Locate all lines in the data below that hold "value" and show them.

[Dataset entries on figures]
==*==

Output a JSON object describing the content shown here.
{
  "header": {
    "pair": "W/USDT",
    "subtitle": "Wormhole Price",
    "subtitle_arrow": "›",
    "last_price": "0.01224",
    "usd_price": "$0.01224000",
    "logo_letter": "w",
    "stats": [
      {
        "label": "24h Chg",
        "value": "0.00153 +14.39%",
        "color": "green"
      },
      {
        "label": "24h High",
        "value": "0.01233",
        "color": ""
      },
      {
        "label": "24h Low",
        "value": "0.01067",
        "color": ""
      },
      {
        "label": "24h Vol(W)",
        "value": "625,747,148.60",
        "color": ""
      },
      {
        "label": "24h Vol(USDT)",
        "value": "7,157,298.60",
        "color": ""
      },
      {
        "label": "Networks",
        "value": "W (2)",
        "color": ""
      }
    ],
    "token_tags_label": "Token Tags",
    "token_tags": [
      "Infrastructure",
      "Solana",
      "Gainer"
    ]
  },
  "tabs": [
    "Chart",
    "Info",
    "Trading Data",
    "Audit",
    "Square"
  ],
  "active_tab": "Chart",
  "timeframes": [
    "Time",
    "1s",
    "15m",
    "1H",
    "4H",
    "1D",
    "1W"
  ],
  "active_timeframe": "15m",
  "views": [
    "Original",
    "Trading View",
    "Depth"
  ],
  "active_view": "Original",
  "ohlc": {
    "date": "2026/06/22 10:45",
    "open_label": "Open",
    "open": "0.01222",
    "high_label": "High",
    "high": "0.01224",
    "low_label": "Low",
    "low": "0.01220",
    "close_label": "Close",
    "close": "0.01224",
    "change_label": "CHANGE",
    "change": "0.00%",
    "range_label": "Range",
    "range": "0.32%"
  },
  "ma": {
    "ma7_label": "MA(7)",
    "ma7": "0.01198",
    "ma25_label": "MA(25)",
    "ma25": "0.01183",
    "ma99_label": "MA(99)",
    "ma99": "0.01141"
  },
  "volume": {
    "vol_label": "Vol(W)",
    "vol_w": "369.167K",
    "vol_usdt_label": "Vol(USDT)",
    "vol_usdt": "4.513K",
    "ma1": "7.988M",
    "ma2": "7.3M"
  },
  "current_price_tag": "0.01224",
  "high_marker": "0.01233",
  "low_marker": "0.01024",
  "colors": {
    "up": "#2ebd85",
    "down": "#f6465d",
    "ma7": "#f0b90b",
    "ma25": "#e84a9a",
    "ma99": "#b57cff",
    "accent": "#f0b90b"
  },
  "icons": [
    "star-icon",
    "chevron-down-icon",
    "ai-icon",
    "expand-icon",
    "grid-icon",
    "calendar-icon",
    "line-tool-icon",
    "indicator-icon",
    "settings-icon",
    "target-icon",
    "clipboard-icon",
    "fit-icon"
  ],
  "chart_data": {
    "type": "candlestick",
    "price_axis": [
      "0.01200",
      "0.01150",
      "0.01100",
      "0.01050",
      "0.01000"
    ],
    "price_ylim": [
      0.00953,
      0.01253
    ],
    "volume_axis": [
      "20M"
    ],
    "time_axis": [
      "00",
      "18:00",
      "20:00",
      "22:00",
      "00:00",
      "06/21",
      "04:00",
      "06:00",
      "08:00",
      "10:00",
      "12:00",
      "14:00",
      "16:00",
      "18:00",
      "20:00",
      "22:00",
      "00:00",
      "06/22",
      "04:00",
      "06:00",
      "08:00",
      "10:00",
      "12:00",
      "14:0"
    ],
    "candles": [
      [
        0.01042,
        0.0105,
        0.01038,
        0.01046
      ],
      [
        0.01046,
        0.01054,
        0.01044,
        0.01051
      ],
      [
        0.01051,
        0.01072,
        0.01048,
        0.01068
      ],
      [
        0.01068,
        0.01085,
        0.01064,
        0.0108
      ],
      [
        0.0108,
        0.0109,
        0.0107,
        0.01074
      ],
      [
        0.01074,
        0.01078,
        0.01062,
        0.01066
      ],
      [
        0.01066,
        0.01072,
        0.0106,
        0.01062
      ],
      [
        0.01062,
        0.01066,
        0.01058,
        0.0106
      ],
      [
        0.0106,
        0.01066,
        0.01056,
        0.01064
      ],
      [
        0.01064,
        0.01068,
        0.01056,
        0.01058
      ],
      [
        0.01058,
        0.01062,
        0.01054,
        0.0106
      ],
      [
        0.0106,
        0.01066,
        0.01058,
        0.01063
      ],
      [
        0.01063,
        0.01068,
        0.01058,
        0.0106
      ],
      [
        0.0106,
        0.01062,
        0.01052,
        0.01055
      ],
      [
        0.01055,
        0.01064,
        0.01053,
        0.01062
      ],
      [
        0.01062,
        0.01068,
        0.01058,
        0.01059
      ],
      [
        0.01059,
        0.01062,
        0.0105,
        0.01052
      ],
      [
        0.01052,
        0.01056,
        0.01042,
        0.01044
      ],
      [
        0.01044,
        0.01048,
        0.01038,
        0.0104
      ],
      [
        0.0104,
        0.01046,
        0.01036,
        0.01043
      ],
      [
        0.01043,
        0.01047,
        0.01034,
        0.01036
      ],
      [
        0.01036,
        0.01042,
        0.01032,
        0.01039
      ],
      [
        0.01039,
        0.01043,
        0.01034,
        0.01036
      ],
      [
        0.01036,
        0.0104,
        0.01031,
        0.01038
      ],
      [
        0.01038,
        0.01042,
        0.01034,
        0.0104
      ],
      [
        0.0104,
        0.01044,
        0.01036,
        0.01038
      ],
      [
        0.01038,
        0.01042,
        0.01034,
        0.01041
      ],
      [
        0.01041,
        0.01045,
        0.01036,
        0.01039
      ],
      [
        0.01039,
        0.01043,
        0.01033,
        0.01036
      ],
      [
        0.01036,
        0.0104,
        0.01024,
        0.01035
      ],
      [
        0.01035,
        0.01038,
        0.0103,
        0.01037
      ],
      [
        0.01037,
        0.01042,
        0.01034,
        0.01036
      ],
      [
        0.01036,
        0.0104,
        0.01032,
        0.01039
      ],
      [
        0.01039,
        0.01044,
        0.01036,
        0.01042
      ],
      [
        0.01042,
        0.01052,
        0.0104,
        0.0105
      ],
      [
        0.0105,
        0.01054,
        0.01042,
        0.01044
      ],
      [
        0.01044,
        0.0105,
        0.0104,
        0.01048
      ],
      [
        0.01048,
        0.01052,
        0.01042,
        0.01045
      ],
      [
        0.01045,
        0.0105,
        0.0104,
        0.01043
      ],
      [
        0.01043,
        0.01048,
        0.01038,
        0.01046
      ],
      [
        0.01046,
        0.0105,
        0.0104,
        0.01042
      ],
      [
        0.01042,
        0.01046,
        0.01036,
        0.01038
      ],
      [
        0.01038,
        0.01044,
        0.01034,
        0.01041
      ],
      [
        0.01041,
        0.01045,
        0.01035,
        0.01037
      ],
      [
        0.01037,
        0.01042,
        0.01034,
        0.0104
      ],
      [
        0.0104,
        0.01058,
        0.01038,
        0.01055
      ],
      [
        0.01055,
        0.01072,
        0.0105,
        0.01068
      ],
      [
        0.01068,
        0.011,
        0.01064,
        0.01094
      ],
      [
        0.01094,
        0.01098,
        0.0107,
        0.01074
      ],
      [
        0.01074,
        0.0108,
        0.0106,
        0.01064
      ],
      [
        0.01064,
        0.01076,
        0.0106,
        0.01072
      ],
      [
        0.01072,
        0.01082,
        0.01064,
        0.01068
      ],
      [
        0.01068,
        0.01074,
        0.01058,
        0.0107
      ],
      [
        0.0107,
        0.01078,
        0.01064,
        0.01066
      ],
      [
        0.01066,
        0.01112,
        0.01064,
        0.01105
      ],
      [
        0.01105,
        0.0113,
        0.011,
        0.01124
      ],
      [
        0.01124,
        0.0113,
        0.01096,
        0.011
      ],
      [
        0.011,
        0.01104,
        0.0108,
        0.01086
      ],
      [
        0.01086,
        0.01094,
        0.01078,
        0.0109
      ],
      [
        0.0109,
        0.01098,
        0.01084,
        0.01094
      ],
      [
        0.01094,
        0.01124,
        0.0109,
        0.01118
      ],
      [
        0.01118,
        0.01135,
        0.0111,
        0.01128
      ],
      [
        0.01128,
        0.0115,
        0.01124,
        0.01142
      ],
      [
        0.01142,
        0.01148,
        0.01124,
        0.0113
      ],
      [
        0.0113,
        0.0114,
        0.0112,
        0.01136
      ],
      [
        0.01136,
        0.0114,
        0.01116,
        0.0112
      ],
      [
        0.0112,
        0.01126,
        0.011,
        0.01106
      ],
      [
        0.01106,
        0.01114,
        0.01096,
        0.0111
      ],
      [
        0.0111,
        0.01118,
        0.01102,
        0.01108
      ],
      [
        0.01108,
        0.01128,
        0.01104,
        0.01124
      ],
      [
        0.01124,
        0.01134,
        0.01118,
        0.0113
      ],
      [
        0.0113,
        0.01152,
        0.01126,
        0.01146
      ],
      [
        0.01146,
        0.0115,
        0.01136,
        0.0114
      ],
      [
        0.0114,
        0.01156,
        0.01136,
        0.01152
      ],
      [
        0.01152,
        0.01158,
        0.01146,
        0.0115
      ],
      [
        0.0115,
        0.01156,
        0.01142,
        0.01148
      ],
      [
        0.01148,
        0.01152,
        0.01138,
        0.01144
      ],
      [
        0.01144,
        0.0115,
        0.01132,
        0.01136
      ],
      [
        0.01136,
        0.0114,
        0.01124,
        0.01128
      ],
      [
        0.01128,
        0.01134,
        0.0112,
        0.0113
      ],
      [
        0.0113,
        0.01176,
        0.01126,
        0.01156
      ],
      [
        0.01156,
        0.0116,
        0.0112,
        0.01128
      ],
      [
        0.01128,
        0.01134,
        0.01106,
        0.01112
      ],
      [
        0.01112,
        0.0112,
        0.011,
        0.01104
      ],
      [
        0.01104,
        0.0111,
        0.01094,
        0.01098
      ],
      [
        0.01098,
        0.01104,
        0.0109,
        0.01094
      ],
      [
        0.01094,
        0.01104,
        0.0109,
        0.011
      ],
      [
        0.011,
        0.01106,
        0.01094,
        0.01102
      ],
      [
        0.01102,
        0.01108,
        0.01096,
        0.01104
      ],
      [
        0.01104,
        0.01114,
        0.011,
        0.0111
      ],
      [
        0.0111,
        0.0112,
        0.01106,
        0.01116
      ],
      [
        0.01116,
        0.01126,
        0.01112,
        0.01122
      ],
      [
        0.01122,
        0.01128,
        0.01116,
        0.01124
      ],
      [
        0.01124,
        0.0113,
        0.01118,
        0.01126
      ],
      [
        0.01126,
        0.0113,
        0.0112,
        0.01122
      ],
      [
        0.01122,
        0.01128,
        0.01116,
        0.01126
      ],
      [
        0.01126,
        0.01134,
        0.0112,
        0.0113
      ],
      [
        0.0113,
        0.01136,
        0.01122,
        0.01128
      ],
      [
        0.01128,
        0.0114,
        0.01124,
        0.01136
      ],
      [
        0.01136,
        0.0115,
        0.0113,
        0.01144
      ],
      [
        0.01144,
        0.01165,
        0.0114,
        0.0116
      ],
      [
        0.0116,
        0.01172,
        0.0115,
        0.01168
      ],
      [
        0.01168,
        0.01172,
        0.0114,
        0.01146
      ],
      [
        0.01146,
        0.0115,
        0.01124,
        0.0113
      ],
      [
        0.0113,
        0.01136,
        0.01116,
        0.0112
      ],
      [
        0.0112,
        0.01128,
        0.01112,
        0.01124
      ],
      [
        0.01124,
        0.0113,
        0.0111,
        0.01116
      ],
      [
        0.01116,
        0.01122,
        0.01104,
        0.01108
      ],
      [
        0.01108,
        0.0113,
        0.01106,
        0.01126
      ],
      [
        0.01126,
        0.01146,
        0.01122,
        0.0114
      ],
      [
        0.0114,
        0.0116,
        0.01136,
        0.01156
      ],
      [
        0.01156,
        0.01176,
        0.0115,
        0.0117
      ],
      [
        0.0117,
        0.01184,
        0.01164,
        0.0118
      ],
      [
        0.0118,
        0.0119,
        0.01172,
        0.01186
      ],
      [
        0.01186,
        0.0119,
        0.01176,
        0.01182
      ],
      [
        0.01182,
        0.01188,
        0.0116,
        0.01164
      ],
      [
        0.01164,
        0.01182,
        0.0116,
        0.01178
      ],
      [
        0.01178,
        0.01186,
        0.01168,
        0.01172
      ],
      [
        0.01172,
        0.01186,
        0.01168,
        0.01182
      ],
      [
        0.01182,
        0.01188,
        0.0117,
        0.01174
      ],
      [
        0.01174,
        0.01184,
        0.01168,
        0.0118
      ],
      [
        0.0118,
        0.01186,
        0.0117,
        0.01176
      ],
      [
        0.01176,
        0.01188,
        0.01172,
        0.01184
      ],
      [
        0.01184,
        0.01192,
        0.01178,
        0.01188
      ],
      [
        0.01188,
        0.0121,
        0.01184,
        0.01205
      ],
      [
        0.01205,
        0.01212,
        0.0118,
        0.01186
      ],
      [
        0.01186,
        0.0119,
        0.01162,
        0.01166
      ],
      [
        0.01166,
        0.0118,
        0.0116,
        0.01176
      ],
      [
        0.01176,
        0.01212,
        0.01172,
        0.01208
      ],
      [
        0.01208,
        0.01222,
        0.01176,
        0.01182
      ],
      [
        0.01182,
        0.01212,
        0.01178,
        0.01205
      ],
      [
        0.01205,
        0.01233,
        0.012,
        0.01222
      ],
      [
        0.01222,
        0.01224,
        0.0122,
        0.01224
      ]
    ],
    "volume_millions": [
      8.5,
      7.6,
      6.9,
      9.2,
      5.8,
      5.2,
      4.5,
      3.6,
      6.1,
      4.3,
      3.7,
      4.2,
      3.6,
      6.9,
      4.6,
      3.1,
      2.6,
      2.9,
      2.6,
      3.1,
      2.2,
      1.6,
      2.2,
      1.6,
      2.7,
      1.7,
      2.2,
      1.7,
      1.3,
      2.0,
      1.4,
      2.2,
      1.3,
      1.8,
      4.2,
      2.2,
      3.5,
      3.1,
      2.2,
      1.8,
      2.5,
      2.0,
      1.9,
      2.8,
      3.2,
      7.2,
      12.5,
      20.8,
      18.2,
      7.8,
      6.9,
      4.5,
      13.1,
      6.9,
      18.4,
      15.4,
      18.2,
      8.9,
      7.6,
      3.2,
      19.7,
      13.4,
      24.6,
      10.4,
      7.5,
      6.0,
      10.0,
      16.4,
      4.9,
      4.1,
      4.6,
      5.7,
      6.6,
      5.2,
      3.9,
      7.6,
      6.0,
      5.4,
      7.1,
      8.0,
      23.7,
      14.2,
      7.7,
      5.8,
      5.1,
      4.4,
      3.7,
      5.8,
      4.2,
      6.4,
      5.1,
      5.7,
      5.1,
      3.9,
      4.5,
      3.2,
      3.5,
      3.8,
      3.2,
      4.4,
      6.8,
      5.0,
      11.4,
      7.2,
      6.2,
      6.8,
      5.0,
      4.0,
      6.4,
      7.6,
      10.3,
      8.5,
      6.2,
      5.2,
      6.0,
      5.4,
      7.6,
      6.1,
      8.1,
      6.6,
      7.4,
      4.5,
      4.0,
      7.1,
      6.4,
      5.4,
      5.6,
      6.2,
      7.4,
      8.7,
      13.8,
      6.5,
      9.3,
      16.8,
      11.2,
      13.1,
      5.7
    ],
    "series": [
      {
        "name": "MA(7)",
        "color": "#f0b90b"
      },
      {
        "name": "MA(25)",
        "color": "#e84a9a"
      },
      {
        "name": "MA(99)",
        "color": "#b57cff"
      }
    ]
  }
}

==*==

◆ Exercise response:
        "value": "0.00153 +14.39%",
        "value": "0.01233",
        "value": "0.01067",
        "value": "625,747,148.60",
        "value": "7,157,298.60",
        "value": "W (2)",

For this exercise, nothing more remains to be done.